§ Aim:
Extract every line that contains the word "SUPPORT".

•••

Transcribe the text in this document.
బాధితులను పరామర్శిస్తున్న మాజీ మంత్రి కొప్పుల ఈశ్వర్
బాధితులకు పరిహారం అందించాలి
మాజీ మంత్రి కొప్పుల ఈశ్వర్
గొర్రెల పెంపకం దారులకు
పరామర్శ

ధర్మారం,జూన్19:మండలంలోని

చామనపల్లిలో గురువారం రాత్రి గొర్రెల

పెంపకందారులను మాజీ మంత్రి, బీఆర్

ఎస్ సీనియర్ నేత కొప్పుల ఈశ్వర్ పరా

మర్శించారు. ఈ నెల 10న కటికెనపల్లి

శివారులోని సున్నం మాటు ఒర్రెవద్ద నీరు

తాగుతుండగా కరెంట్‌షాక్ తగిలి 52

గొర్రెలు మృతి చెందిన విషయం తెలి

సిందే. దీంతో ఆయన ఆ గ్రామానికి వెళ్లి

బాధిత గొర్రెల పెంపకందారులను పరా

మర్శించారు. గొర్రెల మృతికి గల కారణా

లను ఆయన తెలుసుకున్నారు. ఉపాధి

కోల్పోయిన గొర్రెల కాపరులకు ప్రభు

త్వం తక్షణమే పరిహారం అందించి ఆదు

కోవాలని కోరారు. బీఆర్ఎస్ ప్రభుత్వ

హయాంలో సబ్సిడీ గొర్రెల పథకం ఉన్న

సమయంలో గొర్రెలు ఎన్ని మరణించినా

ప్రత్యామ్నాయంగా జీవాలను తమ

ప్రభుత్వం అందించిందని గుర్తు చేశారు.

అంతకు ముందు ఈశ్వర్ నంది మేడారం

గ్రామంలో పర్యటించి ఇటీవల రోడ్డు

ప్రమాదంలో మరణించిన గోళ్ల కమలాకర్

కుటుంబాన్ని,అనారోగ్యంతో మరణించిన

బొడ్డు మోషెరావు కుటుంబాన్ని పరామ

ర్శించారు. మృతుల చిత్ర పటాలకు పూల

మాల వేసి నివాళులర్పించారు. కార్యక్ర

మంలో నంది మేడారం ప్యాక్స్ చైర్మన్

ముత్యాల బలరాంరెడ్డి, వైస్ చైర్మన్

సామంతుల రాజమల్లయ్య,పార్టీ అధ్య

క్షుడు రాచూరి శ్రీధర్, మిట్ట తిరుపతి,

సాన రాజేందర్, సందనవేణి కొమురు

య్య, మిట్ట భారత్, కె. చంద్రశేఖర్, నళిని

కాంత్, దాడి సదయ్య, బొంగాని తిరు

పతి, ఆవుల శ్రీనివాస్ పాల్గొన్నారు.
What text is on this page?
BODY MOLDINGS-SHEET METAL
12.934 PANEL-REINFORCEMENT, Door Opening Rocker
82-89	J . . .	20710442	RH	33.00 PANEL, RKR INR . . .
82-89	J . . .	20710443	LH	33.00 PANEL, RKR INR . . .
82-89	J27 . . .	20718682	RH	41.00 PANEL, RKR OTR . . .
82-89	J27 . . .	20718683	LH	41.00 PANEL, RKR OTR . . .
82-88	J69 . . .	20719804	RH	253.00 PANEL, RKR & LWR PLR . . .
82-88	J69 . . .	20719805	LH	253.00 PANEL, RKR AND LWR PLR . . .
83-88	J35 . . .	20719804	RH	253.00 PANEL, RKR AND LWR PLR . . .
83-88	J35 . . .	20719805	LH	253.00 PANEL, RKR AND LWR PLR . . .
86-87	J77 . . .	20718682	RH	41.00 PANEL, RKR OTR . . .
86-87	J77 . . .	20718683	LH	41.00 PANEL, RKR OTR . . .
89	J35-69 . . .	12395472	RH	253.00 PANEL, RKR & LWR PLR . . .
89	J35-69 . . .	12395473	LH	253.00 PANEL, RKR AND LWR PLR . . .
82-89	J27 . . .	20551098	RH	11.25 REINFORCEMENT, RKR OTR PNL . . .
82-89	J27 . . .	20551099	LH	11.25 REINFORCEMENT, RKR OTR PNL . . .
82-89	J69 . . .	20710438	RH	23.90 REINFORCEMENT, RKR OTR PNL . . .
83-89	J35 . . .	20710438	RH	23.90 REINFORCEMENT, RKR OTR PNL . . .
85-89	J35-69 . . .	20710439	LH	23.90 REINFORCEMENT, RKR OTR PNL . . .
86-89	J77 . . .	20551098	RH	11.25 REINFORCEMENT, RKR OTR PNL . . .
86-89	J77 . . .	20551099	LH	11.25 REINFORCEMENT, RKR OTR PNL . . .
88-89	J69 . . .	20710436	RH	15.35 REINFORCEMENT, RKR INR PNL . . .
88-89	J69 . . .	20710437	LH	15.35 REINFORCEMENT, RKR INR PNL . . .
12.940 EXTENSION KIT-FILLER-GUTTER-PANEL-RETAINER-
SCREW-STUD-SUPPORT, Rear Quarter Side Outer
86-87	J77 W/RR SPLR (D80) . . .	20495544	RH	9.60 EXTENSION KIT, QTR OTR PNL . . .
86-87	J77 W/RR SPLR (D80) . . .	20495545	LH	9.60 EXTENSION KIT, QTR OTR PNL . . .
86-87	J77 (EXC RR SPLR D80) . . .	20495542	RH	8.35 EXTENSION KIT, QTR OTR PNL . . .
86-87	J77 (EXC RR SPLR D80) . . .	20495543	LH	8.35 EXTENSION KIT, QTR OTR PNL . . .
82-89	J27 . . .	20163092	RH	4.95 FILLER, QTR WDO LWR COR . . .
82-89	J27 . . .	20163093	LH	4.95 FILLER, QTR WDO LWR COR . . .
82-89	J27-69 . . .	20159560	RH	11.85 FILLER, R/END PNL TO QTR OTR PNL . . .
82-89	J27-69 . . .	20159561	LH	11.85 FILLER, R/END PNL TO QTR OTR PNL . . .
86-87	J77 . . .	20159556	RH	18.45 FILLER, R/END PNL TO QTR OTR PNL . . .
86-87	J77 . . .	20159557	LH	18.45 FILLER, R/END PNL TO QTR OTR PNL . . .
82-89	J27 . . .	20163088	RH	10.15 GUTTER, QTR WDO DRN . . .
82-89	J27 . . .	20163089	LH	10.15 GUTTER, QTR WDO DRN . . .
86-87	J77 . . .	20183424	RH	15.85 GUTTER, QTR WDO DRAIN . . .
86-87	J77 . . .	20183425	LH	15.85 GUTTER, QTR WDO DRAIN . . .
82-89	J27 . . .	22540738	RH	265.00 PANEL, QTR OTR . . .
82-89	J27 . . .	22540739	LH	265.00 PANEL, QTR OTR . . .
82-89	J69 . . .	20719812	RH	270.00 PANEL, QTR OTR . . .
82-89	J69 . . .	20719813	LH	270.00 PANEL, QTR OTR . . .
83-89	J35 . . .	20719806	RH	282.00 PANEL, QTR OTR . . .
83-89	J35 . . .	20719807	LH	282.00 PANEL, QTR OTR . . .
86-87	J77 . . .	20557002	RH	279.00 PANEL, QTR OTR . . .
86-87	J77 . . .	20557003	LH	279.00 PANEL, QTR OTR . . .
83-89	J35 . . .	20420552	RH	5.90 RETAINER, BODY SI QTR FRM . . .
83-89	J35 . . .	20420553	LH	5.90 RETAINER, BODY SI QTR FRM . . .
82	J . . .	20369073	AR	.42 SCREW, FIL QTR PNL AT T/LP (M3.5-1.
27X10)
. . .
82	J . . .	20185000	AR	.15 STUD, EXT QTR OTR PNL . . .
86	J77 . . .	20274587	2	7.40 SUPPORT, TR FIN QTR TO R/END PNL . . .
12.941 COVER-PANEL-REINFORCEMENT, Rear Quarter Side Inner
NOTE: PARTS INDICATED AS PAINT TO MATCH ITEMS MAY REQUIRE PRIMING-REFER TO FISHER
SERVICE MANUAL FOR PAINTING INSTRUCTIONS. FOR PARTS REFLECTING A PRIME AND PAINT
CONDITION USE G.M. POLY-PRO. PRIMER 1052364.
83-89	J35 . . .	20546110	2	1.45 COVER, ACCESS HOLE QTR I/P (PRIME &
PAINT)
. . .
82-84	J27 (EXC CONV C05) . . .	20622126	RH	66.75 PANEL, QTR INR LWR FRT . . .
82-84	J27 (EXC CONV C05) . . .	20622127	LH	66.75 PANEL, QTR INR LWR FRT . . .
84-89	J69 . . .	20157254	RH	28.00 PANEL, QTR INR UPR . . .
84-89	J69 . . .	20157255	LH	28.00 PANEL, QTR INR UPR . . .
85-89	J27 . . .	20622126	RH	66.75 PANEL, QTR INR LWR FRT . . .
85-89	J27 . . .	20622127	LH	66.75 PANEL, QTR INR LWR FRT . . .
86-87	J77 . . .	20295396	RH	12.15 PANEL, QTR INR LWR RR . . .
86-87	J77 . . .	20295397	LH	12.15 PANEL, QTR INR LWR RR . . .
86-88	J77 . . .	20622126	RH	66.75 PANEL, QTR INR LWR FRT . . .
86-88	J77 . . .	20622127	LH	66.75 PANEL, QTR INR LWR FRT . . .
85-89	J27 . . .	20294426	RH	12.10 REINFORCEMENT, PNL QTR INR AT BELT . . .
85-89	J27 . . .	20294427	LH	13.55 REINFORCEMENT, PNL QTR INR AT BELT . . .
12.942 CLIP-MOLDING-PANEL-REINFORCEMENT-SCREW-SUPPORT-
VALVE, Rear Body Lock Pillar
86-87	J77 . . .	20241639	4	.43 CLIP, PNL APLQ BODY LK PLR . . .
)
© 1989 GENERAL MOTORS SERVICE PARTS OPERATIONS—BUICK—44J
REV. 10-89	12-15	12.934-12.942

•••

§ Written response:
SCREW-STUD-SUPPORT, Rear Quarter Side Outer
86	J77 . . .	20274587	2	7.40 SUPPORT, TR FIN QTR TO R/END PNL . . .
12.942 CLIP-MOLDING-PANEL-REINFORCEMENT-SCREW-SUPPORT-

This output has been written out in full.